■ **GIVEN TASK**: Compile every line that includes the word "TradingView".

■ **STORED DATA**:
----------------------------------------

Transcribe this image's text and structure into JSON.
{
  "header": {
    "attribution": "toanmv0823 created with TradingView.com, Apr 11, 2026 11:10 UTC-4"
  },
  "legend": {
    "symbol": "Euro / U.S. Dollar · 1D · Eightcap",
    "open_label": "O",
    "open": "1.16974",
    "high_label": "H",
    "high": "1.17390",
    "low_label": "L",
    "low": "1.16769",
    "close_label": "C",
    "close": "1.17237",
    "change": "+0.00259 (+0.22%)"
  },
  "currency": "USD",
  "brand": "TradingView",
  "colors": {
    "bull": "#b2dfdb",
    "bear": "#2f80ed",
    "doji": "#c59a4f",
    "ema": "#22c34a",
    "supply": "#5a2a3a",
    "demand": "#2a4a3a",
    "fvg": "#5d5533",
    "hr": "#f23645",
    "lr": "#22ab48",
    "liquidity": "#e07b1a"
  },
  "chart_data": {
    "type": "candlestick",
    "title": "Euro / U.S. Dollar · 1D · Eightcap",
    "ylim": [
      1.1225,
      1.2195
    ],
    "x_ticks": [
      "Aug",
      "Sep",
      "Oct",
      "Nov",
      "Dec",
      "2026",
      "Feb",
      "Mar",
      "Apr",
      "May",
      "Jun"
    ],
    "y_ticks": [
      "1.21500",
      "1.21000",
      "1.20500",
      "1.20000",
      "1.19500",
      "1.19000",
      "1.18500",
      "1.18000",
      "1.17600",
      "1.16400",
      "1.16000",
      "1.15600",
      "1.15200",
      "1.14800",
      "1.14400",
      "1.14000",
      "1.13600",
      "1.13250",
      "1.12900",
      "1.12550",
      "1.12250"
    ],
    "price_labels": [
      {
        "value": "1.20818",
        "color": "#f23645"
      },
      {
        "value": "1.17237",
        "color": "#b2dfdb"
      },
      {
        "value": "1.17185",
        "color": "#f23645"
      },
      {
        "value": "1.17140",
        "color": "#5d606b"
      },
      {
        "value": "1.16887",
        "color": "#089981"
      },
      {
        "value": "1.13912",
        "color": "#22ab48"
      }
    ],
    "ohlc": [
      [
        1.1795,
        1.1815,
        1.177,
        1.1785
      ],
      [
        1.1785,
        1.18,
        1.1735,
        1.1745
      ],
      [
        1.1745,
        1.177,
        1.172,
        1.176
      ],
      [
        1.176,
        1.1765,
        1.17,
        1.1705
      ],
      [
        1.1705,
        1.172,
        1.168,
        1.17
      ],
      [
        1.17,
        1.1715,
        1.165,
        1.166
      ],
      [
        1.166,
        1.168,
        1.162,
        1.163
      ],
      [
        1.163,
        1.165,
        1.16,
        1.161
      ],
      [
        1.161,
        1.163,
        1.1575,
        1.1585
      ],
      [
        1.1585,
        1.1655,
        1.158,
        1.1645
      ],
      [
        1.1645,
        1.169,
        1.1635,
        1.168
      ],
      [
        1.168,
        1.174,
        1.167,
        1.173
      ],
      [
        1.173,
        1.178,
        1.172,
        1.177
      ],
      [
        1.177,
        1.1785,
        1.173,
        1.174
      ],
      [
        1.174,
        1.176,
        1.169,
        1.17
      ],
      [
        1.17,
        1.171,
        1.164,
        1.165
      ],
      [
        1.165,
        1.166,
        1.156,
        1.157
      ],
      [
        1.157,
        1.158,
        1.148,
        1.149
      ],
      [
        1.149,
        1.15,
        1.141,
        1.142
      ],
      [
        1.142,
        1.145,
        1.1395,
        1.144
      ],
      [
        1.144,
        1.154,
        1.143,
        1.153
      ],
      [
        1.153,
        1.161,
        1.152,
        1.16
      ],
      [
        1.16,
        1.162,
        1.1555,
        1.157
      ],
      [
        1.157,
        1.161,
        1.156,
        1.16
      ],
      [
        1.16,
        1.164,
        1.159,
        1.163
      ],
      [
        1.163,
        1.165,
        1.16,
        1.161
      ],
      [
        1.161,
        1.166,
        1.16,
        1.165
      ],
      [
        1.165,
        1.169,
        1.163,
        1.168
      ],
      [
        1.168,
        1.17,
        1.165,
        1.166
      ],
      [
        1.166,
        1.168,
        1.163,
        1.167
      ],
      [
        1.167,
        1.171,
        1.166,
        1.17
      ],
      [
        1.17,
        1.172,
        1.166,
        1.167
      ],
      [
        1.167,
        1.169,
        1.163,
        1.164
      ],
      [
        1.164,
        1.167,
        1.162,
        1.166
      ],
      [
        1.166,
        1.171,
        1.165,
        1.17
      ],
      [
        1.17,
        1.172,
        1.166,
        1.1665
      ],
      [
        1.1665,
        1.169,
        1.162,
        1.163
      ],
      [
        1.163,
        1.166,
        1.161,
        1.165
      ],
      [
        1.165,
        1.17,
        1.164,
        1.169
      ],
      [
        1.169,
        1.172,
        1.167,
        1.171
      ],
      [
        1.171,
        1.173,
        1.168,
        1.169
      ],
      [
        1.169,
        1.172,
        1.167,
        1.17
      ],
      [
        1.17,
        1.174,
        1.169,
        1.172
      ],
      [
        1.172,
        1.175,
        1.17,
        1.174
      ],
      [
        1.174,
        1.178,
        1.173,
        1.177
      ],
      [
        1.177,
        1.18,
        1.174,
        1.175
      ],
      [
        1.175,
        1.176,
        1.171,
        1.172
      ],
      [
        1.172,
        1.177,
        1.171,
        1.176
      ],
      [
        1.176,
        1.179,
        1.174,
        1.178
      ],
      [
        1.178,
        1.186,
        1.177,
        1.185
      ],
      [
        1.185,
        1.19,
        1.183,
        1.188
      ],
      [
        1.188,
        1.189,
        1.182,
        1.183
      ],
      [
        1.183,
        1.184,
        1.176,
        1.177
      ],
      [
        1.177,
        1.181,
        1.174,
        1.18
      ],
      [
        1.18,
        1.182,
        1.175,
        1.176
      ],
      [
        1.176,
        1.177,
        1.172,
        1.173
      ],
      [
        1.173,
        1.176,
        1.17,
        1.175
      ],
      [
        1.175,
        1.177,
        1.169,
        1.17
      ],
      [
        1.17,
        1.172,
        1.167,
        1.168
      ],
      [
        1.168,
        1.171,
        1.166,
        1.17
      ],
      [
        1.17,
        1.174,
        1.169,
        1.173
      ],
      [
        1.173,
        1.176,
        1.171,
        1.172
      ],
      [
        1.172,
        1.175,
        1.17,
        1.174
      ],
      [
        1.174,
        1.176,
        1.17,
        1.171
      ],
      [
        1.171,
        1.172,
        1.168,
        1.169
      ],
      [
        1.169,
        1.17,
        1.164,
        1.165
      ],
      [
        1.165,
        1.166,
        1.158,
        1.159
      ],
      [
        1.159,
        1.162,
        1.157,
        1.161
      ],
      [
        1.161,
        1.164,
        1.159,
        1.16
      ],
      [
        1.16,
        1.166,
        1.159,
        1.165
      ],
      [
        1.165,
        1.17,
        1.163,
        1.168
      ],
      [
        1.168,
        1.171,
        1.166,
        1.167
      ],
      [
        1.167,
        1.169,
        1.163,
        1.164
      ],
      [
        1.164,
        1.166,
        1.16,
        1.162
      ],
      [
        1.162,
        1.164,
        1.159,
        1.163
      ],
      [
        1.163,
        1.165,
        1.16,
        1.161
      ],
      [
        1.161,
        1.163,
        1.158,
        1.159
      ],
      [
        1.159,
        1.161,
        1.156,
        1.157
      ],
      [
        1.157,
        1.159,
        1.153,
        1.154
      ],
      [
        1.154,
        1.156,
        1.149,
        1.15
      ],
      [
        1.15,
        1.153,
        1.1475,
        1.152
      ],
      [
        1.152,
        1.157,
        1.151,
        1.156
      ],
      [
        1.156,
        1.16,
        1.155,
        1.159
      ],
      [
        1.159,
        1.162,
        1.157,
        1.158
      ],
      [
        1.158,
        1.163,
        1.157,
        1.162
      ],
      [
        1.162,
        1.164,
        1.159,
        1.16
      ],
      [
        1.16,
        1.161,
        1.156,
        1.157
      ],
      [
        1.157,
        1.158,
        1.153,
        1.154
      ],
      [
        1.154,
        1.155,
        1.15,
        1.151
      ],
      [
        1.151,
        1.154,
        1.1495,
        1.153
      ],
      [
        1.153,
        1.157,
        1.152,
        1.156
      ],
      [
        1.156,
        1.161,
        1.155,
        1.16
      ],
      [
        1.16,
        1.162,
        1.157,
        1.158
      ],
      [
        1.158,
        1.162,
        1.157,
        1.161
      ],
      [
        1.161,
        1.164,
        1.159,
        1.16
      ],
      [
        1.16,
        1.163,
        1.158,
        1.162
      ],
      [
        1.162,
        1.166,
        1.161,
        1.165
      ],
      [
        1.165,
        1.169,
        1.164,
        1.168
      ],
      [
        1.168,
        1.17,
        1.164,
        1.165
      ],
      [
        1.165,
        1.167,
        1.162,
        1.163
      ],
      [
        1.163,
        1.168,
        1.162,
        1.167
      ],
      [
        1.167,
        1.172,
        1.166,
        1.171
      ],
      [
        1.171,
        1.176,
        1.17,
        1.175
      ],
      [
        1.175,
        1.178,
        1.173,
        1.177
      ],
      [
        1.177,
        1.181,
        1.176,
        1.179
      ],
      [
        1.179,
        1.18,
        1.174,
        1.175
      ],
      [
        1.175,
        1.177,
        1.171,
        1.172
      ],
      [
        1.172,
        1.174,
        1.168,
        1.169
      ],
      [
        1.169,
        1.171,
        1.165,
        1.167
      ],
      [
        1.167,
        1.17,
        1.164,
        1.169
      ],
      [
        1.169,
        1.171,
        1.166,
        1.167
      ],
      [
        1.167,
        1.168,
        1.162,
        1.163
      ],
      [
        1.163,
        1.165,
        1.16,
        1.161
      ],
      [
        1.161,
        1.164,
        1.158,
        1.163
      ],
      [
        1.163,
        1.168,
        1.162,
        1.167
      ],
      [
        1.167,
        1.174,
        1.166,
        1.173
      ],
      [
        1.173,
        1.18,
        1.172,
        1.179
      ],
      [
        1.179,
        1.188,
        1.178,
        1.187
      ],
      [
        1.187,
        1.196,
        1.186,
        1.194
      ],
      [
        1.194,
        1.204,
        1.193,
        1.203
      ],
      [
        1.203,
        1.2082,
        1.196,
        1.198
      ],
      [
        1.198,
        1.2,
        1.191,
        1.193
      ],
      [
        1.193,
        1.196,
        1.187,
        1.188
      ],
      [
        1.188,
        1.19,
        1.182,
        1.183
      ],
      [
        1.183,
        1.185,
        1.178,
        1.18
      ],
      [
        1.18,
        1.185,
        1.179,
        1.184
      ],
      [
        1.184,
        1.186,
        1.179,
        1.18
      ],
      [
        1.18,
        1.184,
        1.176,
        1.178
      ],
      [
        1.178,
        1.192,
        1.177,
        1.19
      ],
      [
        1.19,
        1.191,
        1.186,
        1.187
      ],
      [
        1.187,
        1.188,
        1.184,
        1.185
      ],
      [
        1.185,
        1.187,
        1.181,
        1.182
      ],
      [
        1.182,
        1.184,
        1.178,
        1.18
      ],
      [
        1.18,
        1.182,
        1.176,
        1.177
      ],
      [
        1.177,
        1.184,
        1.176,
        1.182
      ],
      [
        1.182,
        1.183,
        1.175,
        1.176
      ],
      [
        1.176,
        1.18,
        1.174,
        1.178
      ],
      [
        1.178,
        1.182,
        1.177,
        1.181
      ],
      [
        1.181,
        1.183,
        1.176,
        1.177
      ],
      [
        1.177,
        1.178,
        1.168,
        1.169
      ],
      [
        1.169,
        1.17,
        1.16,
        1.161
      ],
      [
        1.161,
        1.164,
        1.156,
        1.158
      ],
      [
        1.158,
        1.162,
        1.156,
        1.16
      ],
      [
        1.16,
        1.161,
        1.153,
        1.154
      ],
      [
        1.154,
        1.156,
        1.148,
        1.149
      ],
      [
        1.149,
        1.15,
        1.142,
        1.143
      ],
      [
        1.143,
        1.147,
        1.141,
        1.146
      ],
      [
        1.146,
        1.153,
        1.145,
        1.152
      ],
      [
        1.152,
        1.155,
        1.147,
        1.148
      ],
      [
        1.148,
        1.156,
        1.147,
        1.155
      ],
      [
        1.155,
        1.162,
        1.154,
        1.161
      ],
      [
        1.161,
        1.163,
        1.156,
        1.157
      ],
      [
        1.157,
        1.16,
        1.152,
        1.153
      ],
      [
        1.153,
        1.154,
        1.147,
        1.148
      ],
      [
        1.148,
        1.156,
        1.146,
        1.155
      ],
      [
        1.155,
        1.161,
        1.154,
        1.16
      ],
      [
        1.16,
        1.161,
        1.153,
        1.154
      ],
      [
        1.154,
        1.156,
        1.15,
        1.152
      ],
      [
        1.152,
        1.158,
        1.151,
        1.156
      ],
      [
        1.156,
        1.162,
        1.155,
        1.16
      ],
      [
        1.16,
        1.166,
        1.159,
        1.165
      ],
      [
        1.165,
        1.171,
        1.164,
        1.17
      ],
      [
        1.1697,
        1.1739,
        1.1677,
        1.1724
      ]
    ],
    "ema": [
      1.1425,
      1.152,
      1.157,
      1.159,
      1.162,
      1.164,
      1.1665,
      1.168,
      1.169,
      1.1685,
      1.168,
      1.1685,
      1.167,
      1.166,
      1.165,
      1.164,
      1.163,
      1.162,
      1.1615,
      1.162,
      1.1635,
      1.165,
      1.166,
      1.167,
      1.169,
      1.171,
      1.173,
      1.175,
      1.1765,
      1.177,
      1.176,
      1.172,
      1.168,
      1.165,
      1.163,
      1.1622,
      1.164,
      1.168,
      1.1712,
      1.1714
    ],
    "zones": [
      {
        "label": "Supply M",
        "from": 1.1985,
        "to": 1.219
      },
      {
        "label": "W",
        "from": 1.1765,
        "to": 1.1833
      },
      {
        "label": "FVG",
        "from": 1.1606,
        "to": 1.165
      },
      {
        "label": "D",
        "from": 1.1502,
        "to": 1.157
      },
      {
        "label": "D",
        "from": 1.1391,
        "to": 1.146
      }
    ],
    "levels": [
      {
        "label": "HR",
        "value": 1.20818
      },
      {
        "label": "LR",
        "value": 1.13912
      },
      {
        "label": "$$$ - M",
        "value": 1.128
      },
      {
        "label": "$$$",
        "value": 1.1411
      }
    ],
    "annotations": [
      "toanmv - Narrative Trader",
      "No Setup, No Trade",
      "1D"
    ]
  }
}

----------------------------------------

■ **SOLUTION TO THIS EXERCISE**:
    "attribution": "toanmv0823 created with TradingView.com, Apr 11, 2026 11:10 UTC-4"
  "brand": "TradingView",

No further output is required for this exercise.